SHORT EXERCISE: Say how many lines hold the string "unor"; please write nothing but the number.

TASK INPUTS:
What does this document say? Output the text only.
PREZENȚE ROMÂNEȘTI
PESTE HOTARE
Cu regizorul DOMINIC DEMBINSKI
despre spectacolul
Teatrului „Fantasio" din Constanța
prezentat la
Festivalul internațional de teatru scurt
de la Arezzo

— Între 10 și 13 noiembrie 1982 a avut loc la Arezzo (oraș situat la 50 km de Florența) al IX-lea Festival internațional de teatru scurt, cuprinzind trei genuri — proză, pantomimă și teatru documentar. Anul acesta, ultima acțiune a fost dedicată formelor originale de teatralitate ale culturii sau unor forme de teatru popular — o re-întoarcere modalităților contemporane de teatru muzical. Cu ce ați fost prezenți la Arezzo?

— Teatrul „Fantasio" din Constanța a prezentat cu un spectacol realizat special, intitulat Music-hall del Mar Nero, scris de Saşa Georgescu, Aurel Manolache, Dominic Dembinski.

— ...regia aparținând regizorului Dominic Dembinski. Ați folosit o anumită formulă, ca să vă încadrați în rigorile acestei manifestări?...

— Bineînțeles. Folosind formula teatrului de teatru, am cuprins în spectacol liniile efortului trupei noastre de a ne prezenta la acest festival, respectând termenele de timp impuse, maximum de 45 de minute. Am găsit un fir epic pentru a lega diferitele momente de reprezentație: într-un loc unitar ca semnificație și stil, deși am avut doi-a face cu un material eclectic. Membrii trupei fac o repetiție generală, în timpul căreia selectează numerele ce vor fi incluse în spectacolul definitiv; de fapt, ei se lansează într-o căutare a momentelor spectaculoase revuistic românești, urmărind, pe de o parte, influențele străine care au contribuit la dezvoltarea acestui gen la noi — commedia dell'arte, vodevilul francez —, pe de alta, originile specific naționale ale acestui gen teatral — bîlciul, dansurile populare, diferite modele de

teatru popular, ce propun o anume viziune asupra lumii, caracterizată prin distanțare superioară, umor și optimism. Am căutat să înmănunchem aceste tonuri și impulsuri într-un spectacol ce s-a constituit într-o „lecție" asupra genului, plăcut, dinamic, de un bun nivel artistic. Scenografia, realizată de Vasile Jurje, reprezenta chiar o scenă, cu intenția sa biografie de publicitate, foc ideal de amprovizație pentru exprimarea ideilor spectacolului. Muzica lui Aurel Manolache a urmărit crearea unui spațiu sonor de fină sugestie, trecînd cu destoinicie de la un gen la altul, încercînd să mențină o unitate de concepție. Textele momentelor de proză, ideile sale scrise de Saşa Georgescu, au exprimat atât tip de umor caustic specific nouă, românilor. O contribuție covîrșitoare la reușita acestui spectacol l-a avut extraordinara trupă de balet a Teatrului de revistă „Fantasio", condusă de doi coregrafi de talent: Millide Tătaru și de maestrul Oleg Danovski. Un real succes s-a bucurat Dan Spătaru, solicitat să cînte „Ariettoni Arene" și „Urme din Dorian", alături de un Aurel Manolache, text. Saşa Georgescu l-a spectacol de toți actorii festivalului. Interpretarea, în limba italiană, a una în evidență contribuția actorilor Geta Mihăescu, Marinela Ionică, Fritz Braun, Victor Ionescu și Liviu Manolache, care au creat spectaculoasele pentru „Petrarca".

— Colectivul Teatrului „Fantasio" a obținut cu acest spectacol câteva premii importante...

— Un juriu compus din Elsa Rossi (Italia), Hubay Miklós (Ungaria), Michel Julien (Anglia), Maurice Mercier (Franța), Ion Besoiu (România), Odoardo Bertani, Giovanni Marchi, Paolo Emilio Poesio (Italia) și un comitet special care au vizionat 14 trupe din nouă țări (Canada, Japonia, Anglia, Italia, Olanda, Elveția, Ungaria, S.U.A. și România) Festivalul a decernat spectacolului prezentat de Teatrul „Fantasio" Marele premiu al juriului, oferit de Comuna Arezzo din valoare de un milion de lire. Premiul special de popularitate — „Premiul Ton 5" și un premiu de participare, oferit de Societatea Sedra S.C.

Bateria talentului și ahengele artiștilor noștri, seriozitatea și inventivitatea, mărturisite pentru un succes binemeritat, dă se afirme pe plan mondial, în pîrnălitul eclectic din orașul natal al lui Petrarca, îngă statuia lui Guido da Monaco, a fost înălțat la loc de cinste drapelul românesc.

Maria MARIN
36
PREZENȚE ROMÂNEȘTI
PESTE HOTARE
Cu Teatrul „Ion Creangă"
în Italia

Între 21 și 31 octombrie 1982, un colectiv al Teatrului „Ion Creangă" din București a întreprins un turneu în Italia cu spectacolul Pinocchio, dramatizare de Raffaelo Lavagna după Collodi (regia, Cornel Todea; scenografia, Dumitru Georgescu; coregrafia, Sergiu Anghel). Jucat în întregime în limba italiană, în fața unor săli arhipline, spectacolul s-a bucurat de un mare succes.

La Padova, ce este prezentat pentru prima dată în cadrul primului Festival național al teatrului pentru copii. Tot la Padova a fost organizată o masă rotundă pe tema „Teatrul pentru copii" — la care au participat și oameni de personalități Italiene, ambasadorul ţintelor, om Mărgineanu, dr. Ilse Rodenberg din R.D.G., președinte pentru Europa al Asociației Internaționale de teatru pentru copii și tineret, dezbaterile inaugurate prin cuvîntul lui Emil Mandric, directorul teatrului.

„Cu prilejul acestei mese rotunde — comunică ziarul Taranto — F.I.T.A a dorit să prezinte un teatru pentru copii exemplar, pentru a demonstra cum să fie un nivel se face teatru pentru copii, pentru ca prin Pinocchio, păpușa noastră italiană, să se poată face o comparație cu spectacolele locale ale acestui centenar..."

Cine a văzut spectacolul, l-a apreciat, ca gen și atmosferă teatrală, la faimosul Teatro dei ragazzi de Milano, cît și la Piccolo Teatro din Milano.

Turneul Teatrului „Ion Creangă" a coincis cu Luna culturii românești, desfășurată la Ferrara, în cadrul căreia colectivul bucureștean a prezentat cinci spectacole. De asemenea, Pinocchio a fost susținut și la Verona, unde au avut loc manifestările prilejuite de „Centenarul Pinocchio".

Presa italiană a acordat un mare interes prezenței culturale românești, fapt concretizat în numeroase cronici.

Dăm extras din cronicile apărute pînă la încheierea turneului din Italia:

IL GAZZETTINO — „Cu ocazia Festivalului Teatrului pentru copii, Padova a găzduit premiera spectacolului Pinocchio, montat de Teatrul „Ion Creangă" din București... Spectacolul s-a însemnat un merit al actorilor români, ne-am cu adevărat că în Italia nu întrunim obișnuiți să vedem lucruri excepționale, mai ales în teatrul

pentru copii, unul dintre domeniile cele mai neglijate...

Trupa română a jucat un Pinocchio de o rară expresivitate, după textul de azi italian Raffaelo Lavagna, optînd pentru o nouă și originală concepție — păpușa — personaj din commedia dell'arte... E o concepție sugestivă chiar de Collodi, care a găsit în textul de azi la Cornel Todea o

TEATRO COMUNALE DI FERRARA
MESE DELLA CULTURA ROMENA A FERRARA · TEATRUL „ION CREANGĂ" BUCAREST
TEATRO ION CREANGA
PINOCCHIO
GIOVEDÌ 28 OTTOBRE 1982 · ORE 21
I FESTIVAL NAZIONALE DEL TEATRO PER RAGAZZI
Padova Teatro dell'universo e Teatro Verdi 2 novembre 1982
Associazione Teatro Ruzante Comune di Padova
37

EXERCISE ANSWER: 2